* [Task prompt] In your copy, include every line of the listing below exactly but none of the pictures.

* [Stored records]

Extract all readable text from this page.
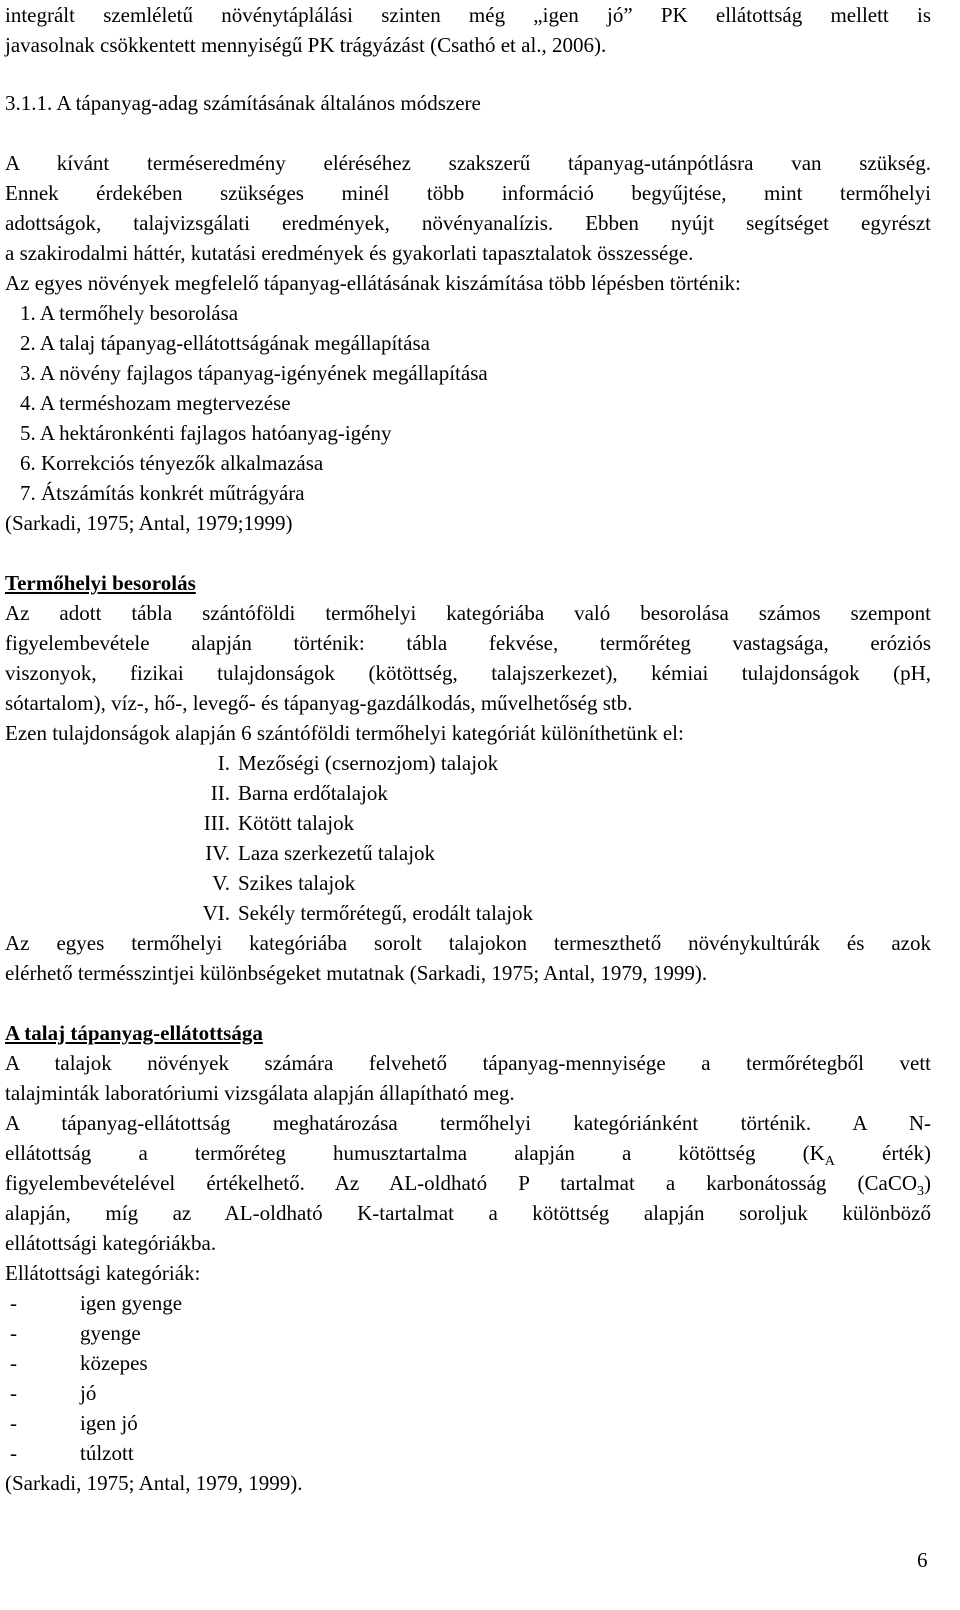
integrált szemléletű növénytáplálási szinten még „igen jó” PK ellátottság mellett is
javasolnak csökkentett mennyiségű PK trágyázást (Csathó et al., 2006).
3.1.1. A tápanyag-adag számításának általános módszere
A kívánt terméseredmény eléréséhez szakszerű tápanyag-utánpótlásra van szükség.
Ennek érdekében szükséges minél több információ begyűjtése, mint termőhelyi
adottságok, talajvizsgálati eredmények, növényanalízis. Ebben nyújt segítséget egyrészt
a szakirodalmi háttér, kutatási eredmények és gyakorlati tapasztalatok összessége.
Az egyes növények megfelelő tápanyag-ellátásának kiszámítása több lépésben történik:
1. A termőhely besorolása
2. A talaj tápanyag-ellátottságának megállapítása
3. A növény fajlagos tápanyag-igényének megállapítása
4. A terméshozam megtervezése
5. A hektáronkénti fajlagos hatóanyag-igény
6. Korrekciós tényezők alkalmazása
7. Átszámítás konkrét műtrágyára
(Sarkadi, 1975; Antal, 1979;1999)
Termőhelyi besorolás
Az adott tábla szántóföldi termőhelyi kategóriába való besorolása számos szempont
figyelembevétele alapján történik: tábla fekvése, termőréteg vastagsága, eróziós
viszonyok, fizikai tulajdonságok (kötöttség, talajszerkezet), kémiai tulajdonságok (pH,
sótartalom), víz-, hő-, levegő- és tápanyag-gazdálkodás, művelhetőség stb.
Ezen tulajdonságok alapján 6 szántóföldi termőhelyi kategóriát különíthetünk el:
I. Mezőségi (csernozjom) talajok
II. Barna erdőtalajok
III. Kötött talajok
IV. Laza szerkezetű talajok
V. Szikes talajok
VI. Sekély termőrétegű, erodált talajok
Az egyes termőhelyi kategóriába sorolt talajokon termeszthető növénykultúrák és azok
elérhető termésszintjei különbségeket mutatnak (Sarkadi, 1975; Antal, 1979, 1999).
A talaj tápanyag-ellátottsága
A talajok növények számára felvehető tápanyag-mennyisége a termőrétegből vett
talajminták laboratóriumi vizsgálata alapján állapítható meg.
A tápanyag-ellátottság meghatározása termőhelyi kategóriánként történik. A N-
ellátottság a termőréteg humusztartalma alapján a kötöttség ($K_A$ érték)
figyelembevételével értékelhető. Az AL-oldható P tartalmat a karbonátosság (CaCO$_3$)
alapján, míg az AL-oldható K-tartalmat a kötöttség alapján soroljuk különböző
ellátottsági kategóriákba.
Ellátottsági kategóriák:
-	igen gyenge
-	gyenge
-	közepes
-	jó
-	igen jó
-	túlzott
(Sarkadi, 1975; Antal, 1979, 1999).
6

* [Result]
Extract all readable text from this page.
integrált szemléletű növénytáplálási szinten még „igen jó” PK ellátottság mellett is
javasolnak csökkentett mennyiségű PK trágyázást (Csathó et al., 2006).
3.1.1. A tápanyag-adag számításának általános módszere
A kívánt terméseredmény eléréséhez szakszerű tápanyag-utánpótlásra van szükség.
Ennek érdekében szükséges minél több információ begyűjtése, mint termőhelyi
adottságok, talajvizsgálati eredmények, növényanalízis. Ebben nyújt segítséget egyrészt
a szakirodalmi háttér, kutatási eredmények és gyakorlati tapasztalatok összessége.
Az egyes növények megfelelő tápanyag-ellátásának kiszámítása több lépésben történik:
1. A termőhely besorolása
2. A talaj tápanyag-ellátottságának megállapítása
3. A növény fajlagos tápanyag-igényének megállapítása
4. A terméshozam megtervezése
5. A hektáronkénti fajlagos hatóanyag-igény
6. Korrekciós tényezők alkalmazása
7. Átszámítás konkrét műtrágyára
(Sarkadi, 1975; Antal, 1979;1999)
Termőhelyi besorolás
Az adott tábla szántóföldi termőhelyi kategóriába való besorolása számos szempont
figyelembevétele alapján történik: tábla fekvése, termőréteg vastagsága, eróziós
viszonyok, fizikai tulajdonságok (kötöttség, talajszerkezet), kémiai tulajdonságok (pH,
sótartalom), víz-, hő-, levegő- és tápanyag-gazdálkodás, művelhetőség stb.
Ezen tulajdonságok alapján 6 szántóföldi termőhelyi kategóriát különíthetünk el:
I. Mezőségi (csernozjom) talajok
II. Barna erdőtalajok
III. Kötött talajok
IV. Laza szerkezetű talajok
V. Szikes talajok
VI. Sekély termőrétegű, erodált talajok
Az egyes termőhelyi kategóriába sorolt talajokon termeszthető növénykultúrák és azok
elérhető termésszintjei különbségeket mutatnak (Sarkadi, 1975; Antal, 1979, 1999).
A talaj tápanyag-ellátottsága
A talajok növények számára felvehető tápanyag-mennyisége a termőrétegből vett
talajminták laboratóriumi vizsgálata alapján állapítható meg.
A tápanyag-ellátottság meghatározása termőhelyi kategóriánként történik. A N-
ellátottság a termőréteg humusztartalma alapján a kötöttség ($K_A$ érték)
figyelembevételével értékelhető. Az AL-oldható P tartalmat a karbonátosság (CaCO$_3$)
alapján, míg az AL-oldható K-tartalmat a kötöttség alapján soroljuk különböző
ellátottsági kategóriákba.
Ellátottsági kategóriák:
-	igen gyenge
-	gyenge
-	közepes
-	jó
-	igen jó
-	túlzott
(Sarkadi, 1975; Antal, 1979, 1999).
6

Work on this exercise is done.